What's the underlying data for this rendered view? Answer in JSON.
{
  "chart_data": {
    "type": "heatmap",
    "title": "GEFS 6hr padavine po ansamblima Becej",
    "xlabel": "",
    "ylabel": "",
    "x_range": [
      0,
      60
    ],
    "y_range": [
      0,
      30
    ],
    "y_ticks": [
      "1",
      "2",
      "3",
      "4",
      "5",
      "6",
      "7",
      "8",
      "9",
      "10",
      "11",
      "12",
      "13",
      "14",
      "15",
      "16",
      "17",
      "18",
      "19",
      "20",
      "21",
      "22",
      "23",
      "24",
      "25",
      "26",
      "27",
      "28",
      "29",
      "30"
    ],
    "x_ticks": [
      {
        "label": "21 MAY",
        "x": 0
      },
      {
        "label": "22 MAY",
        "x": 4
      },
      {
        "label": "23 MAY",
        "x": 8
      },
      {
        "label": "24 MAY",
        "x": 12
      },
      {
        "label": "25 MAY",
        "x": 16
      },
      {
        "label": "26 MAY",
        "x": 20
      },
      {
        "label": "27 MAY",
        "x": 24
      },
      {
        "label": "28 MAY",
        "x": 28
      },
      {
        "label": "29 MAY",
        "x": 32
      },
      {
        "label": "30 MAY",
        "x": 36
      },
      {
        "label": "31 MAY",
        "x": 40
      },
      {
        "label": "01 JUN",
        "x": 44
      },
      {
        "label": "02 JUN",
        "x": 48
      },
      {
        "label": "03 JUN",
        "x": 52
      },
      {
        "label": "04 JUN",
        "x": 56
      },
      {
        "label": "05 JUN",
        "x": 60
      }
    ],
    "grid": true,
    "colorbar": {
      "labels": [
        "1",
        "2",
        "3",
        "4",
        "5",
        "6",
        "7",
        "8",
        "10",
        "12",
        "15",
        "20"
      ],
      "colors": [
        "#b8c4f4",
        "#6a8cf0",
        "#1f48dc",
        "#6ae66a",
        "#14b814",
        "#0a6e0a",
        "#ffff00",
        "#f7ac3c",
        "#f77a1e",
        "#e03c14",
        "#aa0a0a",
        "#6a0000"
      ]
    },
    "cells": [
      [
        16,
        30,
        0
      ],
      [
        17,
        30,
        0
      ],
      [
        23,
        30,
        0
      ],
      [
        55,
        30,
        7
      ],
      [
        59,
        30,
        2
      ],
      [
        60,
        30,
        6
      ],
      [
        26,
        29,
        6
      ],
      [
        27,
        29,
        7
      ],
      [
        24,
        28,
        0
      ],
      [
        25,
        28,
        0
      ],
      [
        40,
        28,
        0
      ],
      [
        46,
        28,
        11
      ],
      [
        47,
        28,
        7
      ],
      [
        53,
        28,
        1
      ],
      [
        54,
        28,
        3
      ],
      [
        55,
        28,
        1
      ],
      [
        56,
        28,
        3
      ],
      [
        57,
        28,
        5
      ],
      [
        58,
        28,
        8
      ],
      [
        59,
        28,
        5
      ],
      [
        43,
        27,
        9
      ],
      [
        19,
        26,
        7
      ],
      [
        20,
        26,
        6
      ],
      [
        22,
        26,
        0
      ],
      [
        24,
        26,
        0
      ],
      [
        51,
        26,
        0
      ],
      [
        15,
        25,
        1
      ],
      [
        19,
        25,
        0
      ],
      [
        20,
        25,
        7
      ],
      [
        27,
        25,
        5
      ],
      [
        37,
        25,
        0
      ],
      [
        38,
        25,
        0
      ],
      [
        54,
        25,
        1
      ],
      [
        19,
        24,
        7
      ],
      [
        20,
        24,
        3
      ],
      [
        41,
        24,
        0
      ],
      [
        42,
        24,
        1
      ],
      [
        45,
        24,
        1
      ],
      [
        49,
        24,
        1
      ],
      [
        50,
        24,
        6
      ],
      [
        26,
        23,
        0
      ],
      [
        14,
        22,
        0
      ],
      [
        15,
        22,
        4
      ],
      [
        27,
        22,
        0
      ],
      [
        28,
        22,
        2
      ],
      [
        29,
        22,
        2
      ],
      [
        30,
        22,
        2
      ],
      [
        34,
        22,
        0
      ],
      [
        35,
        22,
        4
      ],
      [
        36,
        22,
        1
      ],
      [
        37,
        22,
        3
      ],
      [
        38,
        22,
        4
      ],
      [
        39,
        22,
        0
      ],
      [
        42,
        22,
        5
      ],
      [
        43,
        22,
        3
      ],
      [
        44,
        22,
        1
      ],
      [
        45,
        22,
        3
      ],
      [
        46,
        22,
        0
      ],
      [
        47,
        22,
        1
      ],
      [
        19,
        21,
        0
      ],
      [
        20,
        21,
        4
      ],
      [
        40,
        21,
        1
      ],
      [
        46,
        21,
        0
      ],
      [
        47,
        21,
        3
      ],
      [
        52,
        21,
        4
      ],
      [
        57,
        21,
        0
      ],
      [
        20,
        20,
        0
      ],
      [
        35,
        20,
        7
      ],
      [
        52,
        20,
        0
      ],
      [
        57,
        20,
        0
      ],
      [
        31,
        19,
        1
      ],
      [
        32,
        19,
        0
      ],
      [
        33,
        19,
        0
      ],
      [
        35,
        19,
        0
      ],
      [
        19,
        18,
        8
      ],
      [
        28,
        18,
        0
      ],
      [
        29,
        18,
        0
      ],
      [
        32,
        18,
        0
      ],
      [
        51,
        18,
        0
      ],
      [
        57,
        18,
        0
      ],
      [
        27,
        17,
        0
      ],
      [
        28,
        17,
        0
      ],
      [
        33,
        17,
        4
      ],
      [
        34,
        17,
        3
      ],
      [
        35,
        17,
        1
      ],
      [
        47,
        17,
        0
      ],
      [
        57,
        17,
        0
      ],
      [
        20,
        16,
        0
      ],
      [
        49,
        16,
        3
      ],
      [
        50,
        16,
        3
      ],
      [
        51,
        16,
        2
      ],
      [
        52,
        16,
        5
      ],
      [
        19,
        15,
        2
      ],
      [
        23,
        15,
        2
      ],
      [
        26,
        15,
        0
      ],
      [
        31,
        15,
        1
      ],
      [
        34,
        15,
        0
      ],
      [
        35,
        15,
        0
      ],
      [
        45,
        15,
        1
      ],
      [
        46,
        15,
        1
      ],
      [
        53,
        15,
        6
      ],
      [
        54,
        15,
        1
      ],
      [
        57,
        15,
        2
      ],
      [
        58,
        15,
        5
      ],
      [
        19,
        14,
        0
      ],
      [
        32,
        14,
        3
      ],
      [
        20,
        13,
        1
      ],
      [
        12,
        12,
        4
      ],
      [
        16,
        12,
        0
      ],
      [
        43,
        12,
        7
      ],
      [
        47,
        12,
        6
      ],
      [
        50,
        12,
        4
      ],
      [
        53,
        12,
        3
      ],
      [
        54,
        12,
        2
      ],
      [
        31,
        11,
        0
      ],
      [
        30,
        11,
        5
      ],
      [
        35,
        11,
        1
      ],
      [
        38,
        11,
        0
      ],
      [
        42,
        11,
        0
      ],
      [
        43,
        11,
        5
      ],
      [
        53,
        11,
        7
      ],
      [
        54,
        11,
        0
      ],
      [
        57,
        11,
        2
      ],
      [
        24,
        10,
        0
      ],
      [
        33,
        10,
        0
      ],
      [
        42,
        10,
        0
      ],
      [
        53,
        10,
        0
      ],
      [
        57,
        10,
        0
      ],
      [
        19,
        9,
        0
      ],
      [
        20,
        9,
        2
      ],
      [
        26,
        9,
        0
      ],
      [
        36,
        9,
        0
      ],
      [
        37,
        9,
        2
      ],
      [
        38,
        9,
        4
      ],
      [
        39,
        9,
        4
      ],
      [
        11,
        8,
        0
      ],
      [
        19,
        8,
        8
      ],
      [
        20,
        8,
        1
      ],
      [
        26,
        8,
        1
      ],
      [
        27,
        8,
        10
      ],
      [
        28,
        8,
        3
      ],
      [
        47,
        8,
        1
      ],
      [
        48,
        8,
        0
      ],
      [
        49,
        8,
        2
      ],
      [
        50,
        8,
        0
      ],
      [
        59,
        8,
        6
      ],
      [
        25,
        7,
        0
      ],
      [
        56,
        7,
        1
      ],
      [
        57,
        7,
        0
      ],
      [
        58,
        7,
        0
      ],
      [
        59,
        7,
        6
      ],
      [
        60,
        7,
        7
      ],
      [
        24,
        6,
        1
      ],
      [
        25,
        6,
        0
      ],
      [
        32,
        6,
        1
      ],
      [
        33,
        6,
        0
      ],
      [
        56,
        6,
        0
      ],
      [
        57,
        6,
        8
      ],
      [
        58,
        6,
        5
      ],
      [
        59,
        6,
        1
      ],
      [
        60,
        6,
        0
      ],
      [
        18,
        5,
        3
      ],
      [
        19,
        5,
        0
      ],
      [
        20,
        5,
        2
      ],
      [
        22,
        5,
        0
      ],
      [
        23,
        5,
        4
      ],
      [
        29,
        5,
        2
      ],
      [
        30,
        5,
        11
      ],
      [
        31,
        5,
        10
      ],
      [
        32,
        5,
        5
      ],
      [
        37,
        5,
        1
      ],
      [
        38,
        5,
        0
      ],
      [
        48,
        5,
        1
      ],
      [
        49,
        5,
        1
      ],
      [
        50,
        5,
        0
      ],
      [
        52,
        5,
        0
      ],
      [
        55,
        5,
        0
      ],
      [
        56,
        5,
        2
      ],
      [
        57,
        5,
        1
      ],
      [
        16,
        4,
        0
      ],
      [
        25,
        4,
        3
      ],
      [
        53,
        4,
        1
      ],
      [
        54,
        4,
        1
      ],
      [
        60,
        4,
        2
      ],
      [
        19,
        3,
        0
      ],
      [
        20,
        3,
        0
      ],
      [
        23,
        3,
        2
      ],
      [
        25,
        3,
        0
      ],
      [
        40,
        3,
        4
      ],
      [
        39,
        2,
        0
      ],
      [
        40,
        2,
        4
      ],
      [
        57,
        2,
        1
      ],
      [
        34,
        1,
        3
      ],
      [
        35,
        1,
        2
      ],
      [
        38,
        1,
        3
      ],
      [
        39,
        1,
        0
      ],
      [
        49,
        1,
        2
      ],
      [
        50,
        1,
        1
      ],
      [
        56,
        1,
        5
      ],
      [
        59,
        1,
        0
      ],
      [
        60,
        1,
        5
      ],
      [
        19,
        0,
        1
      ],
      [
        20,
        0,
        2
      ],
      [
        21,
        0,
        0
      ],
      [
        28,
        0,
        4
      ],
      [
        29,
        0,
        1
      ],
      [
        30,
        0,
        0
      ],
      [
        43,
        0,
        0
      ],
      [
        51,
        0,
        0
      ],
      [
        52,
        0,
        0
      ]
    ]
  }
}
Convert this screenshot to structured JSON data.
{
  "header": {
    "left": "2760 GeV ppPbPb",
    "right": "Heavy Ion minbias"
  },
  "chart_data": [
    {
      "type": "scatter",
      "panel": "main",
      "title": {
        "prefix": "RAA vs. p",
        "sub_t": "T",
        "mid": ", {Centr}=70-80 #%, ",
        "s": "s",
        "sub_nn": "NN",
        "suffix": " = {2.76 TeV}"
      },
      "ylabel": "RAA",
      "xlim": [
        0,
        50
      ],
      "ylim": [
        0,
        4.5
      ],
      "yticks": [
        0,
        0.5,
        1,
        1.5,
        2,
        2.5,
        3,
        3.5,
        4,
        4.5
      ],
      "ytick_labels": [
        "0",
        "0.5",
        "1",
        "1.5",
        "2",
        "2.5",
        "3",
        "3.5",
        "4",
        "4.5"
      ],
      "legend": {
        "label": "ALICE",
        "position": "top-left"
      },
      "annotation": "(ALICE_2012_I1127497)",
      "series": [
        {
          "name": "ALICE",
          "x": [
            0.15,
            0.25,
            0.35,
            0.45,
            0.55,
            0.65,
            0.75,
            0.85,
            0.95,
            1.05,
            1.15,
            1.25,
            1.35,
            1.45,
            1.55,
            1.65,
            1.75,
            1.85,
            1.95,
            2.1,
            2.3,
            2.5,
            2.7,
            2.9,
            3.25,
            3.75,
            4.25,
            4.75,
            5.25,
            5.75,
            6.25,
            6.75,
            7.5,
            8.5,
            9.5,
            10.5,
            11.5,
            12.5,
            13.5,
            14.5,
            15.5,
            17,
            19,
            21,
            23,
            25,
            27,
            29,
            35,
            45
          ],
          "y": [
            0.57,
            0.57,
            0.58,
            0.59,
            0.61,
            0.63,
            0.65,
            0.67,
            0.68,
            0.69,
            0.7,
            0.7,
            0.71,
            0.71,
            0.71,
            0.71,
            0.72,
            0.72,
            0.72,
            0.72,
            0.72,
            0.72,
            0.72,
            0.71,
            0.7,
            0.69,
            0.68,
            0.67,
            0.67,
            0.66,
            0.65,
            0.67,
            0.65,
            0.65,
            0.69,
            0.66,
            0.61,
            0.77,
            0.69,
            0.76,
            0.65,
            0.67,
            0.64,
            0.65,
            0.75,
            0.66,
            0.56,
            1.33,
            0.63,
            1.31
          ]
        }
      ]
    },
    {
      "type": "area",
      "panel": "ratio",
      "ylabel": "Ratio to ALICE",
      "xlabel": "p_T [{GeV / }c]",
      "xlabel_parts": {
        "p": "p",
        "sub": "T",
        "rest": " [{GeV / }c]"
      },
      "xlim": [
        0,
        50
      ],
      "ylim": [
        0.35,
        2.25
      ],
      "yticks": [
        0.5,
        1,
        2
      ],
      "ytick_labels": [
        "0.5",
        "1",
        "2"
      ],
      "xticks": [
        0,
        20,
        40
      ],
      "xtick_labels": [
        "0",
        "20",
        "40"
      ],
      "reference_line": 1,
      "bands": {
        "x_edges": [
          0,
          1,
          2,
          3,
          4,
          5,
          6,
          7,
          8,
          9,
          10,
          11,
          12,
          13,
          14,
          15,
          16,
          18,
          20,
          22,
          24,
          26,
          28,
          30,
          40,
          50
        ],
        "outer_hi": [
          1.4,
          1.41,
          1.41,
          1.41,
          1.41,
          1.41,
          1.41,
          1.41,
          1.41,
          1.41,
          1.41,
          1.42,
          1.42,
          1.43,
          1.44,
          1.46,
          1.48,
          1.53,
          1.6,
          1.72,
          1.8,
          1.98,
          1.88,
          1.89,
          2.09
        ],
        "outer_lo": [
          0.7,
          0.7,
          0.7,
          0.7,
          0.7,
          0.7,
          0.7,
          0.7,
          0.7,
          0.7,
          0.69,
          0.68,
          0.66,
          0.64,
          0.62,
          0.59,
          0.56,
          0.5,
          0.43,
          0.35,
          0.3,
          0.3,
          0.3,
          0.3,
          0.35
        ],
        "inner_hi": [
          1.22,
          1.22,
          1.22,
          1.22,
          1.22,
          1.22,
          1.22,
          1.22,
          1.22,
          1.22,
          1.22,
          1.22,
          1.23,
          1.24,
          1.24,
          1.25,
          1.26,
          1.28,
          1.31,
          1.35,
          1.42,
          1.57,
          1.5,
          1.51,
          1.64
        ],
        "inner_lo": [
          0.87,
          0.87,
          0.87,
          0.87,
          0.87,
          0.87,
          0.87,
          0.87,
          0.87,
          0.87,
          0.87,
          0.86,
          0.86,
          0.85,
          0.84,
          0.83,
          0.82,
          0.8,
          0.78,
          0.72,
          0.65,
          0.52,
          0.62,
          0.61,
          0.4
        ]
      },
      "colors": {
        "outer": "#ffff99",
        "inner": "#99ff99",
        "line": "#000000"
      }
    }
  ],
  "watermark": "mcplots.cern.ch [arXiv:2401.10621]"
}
------------
- [DESCRIPTION OF THE TASK]
Return all lines with the word "type" in them.

- [THE RESPONSE]
    "type": "heatmap",
      "type": "scatter",
      "type": "area",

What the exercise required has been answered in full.